YOUR TASK: Scan the entries below. List each line with "TradingView".

-- BEGIN DATASET CONTENT --

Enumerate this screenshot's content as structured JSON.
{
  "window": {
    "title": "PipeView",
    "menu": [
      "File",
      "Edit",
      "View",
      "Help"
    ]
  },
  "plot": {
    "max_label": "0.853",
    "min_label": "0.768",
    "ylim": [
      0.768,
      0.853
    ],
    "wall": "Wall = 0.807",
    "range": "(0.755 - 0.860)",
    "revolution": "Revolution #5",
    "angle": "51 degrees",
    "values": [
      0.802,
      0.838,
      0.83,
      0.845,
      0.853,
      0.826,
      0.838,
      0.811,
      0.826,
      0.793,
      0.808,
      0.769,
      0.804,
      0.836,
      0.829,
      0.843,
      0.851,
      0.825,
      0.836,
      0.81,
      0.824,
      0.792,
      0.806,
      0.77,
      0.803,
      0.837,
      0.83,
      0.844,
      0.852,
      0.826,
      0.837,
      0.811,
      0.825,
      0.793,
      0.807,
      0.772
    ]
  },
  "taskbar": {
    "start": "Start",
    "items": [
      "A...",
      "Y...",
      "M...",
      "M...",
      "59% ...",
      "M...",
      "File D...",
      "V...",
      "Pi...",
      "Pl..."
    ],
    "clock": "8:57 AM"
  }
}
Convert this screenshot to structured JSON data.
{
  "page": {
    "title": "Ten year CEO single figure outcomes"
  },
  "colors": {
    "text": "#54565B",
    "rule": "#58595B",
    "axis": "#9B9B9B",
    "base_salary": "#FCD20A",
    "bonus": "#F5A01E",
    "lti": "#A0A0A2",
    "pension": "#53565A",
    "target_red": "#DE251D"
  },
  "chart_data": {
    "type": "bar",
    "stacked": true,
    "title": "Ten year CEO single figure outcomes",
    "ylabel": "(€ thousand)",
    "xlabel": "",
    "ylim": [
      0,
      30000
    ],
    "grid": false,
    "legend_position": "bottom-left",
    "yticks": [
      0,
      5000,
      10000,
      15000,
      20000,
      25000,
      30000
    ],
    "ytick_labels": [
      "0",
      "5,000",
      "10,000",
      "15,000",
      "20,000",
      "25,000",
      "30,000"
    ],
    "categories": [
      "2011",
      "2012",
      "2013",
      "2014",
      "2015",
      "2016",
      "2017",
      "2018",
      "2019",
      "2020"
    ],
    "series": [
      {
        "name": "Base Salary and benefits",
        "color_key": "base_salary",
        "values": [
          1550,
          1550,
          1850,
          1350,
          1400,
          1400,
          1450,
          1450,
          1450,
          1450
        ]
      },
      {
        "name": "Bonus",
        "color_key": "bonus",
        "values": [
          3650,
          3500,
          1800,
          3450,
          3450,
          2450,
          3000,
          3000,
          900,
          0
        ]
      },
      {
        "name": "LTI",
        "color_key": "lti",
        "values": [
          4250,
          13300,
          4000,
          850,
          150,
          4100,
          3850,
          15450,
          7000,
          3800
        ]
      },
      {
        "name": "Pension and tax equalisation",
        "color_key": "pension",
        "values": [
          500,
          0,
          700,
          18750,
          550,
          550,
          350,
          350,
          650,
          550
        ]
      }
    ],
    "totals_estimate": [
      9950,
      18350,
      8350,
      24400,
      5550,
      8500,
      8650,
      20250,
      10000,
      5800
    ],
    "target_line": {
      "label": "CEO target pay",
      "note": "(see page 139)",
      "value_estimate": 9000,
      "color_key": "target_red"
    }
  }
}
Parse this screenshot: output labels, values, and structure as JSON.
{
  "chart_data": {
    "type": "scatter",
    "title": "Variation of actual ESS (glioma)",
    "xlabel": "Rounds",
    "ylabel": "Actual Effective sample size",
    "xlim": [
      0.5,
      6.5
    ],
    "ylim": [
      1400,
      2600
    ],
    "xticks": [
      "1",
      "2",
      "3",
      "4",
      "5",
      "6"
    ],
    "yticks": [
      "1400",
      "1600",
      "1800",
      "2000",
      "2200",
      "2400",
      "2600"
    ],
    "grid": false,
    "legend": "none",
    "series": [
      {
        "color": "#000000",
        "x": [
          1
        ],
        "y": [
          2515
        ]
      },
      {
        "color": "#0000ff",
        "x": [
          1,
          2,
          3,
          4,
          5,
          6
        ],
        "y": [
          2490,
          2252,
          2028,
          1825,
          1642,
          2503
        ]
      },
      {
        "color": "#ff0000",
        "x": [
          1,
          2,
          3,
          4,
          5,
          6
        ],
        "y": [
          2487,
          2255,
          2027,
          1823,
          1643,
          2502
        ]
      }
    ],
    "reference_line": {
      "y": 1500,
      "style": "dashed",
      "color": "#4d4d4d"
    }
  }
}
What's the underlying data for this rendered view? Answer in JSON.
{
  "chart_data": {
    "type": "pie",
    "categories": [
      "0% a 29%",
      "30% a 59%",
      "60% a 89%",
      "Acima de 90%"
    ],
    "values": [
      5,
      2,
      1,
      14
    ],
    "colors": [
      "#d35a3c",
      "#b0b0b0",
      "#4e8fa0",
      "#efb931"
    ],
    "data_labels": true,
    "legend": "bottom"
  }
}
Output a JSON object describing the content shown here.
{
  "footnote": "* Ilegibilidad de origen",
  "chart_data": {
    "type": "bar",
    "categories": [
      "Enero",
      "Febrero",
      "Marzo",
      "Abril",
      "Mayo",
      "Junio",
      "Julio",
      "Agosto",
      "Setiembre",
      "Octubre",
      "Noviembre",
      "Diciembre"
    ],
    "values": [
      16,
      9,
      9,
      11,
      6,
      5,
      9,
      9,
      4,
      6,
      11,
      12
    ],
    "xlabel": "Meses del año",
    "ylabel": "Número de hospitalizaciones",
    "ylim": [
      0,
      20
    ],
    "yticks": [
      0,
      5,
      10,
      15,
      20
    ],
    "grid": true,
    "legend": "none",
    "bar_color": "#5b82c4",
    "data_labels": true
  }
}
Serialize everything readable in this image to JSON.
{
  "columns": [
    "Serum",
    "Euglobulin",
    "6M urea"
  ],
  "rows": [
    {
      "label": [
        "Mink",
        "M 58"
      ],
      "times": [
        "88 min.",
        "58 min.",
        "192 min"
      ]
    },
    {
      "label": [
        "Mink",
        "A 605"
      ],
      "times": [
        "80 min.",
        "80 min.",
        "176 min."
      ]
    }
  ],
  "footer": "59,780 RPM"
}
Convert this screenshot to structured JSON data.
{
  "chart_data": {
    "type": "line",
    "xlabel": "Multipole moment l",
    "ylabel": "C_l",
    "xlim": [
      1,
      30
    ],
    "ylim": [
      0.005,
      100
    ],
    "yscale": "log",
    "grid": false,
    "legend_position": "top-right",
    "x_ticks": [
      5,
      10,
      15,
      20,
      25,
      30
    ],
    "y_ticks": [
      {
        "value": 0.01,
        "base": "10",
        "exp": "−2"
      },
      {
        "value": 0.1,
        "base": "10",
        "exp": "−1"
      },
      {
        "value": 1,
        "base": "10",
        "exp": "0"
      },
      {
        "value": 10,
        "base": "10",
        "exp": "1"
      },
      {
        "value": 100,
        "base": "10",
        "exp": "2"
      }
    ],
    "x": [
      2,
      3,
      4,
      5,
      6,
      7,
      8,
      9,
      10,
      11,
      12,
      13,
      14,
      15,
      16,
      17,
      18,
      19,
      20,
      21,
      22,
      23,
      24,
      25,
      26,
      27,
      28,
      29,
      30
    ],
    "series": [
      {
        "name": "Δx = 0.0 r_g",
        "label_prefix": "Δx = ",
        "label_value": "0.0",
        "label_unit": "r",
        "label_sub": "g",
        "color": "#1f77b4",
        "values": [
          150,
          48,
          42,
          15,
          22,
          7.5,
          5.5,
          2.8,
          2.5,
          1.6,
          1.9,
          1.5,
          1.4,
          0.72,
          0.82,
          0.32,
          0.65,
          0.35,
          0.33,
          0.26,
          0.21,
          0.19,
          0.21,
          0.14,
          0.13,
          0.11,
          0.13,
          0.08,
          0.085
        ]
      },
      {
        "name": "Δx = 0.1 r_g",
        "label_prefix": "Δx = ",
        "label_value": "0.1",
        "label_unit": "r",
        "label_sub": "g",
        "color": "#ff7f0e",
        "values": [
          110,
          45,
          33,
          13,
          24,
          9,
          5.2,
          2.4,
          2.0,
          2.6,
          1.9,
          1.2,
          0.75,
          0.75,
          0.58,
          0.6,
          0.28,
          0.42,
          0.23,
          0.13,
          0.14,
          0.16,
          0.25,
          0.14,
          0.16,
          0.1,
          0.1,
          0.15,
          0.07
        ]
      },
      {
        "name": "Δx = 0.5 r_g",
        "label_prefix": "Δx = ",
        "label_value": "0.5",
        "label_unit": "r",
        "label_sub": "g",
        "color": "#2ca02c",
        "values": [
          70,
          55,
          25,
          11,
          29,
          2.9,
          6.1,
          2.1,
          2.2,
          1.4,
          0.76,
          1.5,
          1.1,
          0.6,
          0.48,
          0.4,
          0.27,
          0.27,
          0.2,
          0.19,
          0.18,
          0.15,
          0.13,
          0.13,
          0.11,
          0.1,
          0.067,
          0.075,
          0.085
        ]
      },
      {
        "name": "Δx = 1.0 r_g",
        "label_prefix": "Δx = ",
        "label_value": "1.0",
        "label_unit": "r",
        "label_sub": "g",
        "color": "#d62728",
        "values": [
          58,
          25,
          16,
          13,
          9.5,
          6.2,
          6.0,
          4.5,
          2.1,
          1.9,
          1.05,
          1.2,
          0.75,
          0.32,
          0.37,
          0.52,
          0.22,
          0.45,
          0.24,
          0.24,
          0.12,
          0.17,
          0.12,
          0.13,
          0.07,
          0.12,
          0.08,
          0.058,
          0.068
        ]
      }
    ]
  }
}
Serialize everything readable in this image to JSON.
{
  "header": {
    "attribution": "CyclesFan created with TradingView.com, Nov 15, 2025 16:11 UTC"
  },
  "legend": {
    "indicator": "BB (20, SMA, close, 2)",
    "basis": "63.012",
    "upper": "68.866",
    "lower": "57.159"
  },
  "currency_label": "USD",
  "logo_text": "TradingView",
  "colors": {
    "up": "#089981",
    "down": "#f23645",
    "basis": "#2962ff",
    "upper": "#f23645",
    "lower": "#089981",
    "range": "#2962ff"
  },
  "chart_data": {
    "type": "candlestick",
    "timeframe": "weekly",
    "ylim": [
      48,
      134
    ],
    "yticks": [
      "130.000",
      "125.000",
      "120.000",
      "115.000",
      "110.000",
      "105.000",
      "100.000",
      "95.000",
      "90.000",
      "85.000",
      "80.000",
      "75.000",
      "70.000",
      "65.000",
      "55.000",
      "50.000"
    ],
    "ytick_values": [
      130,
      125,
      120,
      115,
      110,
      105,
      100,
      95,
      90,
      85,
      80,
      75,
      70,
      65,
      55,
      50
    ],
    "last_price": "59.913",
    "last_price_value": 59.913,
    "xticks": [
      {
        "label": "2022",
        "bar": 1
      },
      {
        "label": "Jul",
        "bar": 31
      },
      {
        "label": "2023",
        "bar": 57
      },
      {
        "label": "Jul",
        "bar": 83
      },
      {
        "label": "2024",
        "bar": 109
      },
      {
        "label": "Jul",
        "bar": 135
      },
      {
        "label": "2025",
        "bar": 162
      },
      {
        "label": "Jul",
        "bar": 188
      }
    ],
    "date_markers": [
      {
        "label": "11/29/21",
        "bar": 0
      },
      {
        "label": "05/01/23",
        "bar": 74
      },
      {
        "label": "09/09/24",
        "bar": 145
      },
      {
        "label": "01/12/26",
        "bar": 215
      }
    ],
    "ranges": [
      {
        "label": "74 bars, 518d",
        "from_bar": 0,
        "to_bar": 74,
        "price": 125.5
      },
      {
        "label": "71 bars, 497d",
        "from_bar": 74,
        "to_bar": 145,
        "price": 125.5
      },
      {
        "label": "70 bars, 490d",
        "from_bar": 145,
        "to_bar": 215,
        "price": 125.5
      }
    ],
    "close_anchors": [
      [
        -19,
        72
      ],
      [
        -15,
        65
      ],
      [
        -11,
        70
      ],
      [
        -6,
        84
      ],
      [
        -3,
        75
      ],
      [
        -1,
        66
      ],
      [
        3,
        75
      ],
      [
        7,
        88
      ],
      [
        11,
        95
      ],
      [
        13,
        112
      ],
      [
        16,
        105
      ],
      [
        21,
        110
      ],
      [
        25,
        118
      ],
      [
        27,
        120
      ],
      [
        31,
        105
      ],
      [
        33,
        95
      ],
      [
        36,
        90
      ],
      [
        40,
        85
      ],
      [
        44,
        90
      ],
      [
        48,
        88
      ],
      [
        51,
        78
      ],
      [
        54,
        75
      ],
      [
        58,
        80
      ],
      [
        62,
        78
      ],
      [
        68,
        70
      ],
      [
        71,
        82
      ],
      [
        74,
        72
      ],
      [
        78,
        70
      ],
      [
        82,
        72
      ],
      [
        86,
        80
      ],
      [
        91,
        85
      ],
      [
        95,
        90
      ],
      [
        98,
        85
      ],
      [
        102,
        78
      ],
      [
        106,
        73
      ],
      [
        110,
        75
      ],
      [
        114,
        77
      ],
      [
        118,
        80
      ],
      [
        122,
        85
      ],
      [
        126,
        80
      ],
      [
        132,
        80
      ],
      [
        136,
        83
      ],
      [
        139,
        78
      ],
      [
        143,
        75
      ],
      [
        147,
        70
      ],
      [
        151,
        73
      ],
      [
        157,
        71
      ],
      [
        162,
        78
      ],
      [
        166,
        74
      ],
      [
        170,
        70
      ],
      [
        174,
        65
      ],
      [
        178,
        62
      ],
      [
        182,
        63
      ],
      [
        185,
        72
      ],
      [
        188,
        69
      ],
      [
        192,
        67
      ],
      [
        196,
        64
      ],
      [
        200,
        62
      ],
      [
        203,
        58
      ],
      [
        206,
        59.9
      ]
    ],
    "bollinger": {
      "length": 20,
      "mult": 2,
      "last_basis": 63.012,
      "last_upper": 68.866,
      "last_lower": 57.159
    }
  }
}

-- END DATASET CONTENT --

RESULT BELOW:
    "attribution": "CyclesFan created with TradingView.com, Nov 15, 2025 16:11 UTC"
  "logo_text": "TradingView",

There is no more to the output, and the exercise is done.